→ Text block

Hi Lela, I hope this is OK, come over here. We will all be here for you. xx

OP posts:
QuickLookBusy · 12/03/2011 21:55

But Lela he loves you and he needs you. If you weren't there for him it would effect his life so so much.

Lots of posters on this thread have said what an amazing mum you are. You are having a terrible time, but you have to believe you can get through this. You need help Lela, so you can stop feeling like you do.

lelarose · 12/03/2011 21:59

I want to stop living and for dp to meet someone else who can take on ds and cope better and not get in a state about stuff calling him the wrong name etc.

I just keep thinking how dp has just lost his mother and how much stress me dying would cause him.

I loathe hospitals and I'm scared of being admitted.

QuickLookBusy · 12/03/2011 22:04

But Lela you know you need to get help for your son. He needs you. He needs you tonight and he needs you forever. You are his mum, you have to do this for him.

Please please phone the mental health team. I will stay here if you want me to and talk all night, but I think if you are feeling so bad, you need professional help. If you were honest and told tham you feel like harming yourself, they will help you.

QuickLookBusy · 12/03/2011 22:11

Sorry also meant to say your DS doesnt care that you worry about his name. He just cares that you are his mum.

→ Exercise data
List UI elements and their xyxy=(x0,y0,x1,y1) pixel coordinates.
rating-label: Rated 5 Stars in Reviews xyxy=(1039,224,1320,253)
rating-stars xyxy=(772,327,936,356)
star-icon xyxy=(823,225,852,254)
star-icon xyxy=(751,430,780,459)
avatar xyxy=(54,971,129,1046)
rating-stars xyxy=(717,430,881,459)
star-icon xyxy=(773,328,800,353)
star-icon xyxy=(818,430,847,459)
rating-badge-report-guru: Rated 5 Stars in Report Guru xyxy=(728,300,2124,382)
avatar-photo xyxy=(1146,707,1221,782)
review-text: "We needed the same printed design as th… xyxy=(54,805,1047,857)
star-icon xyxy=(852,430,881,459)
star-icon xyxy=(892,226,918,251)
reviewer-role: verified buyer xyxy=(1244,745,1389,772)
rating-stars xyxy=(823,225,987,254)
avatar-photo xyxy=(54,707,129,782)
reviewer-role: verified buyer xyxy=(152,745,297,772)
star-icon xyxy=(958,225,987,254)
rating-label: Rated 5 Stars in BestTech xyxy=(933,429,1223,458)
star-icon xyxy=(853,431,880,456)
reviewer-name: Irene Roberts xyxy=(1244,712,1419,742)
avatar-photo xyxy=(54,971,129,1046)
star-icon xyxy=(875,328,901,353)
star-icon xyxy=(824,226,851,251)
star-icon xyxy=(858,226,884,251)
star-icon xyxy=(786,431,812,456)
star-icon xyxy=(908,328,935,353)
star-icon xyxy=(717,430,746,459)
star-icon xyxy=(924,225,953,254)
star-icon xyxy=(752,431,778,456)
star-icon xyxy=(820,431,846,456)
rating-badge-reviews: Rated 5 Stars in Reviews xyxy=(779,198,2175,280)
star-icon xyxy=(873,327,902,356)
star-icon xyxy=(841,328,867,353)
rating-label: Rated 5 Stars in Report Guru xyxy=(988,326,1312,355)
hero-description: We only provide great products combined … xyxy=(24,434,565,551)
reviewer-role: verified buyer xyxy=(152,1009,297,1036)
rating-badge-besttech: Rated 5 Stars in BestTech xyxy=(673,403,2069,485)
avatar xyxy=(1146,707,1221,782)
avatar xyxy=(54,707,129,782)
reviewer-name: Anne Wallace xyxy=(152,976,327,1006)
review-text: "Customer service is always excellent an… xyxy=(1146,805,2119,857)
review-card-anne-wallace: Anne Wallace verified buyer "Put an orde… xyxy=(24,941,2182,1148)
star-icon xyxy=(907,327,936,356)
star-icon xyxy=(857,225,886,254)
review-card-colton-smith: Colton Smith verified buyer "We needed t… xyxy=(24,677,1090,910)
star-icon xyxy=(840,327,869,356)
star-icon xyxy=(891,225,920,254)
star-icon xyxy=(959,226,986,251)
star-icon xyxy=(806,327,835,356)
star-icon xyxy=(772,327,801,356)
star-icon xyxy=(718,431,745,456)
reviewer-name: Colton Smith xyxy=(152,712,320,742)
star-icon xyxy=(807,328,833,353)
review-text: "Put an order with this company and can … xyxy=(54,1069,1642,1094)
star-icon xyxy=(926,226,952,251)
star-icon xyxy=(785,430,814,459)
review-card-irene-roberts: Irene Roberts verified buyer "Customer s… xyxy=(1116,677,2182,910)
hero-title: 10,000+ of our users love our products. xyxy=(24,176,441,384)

→ Work order 1
Return the passage of the forum thread that begins with the words containing "lelarose · 12/03/2011" and ends with "of being admitted.".
→ Work order 2
In the forum thread, whom does QuickLookBusy urge Lela to phone?

→ Solution 1
lelarose · 12/03/2011 21:59

I want to stop living and for dp to meet someone else who can take on ds and cope better and not get in a state about stuff calling him the wrong name etc.

I just keep thinking how dp has just lost his mother and how much stress me dying would cause him.

I loathe hospitals and I'm scared of being admitted.

→ Solution 2
The mental health team.